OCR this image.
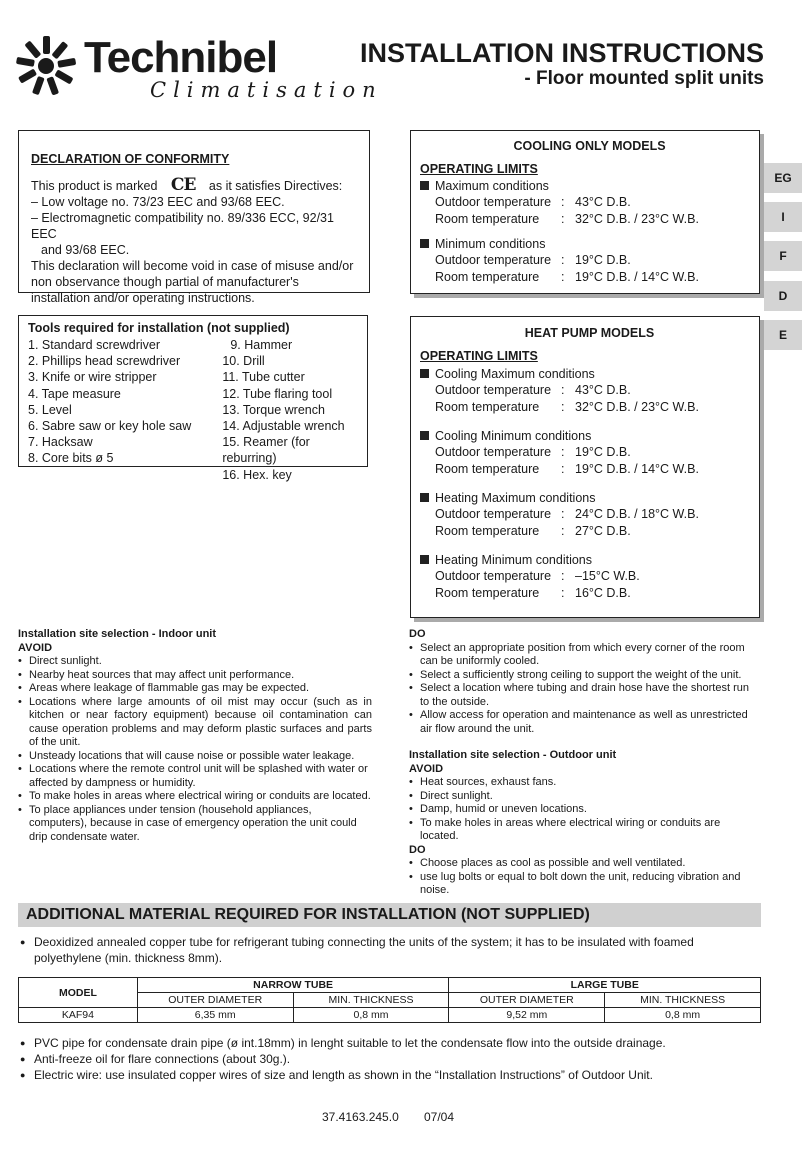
Technibel
Climatisation
INSTALLATION INSTRUCTIONS
- Floor mounted split units
EG
I
F
D
E
DECLARATION OF CONFORMITY
This product is marked CE as it satisfies Directives:
– Low voltage no. 73/23 EEC and 93/68 EEC.
– Electromagnetic compatibility no. 89/336 ECC, 92/31 EEC
and 93/68 EEC.
This declaration will become void in case of misuse and/or non observance though partial of manufacturer's installation and/or operating instructions.
Tools required for installation (not supplied)
1. Standard screwdriver
2. Phillips head screwdriver
3. Knife or wire stripper
4. Tape measure
5. Level
6. Sabre saw or key hole saw
7. Hacksaw
8. Core bits ø 5
9. Hammer
10. Drill
11. Tube cutter
12. Tube flaring tool
13. Torque wrench
14. Adjustable wrench
15. Reamer (for reburring)
16. Hex. key
COOLING ONLY MODELS
OPERATING LIMITS
Maximum conditions
Outdoor temperature : 43°C D.B.
Room temperature	: 32°C D.B. / 23°C W.B.
Minimum conditions
Outdoor temperature : 19°C D.B.
Room temperature	: 19°C D.B. / 14°C W.B.
HEAT PUMP MODELS
OPERATING LIMITS
Cooling Maximum conditions
Outdoor temperature : 43°C D.B.
Room temperature	: 32°C D.B. / 23°C W.B.
Cooling Minimum conditions
Outdoor temperature : 19°C D.B.
Room temperature	: 19°C D.B. / 14°C W.B.
Heating Maximum conditions
Outdoor temperature : 24°C D.B. / 18°C W.B.
Room temperature	: 27°C D.B.
Heating Minimum conditions
Outdoor temperature : –15°C W.B.
Room temperature	: 16°C D.B.
Installation site selection - Indoor unit
AVOID
• Direct sunlight.
• Nearby heat sources that may affect unit performance.
• Areas where leakage of flammable gas may be expected.
• Locations where large amounts of oil mist may occur (such as in kitchen or near factory equipment) because oil contamination can cause operation problems and may deform plastic surfaces and parts of the unit.
• Unsteady locations that will cause noise or possible water leakage.
• Locations where the remote control unit will be splashed with water or affected by dampness or humidity.
• To make holes in areas where electrical wiring or conduits are located.
• To place appliances under tension (household appliances, computers), because in case of emergency operation the unit could drip condensate water.
DO
• Select an appropriate position from which every corner of the room can be uniformly cooled.
• Select a sufficiently strong ceiling to support the weight of the unit.
• Select a location where tubing and drain hose have the shortest run to the outside.
• Allow access for operation and maintenance as well as unrestricted air flow around the unit.
Installation site selection - Outdoor unit
AVOID
• Heat sources, exhaust fans.
• Direct sunlight.
• Damp, humid or uneven locations.
• To make holes in areas where electrical wiring or conduits are located.
DO
• Choose places as cool as possible and well ventilated.
• use lug bolts or equal to bolt down the unit, reducing vibration and noise.
ADDITIONAL MATERIAL REQUIRED FOR INSTALLATION (NOT SUPPLIED)
● Deoxidized annealed copper tube for refrigerant tubing connecting the units of the system; it has to be insulated with foamed polyethylene (min. thickness 8mm).
MODEL	NARROW TUBE		LARGE TUBE	
	OUTER DIAMETER	MIN. THICKNESS	OUTER DIAMETER	MIN. THICKNESS
KAF94	6,35 mm	0,8 mm	9,52 mm	0,8 mm
● PVC pipe for condensate drain pipe (ø int.18mm) in lenght suitable to let the condensate flow into the outside drainage.
● Anti-freeze oil for flare connections (about 30g.).
● Electric wire: use insulated copper wires of size and length as shown in the “Installation Instructions” of Outdoor Unit.
37.4163.245.0 07/04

» **What you are asked to do**
Find the word "case" in the material, then list each line that holds it.

» **Exercise answer**
This declaration will become void in case of misuse and/or non observance though partial of manufacturer's installation and/or operating instructions.
• To place appliances under tension (household appliances, computers), because in case of emergency operation the unit could drip condensate water.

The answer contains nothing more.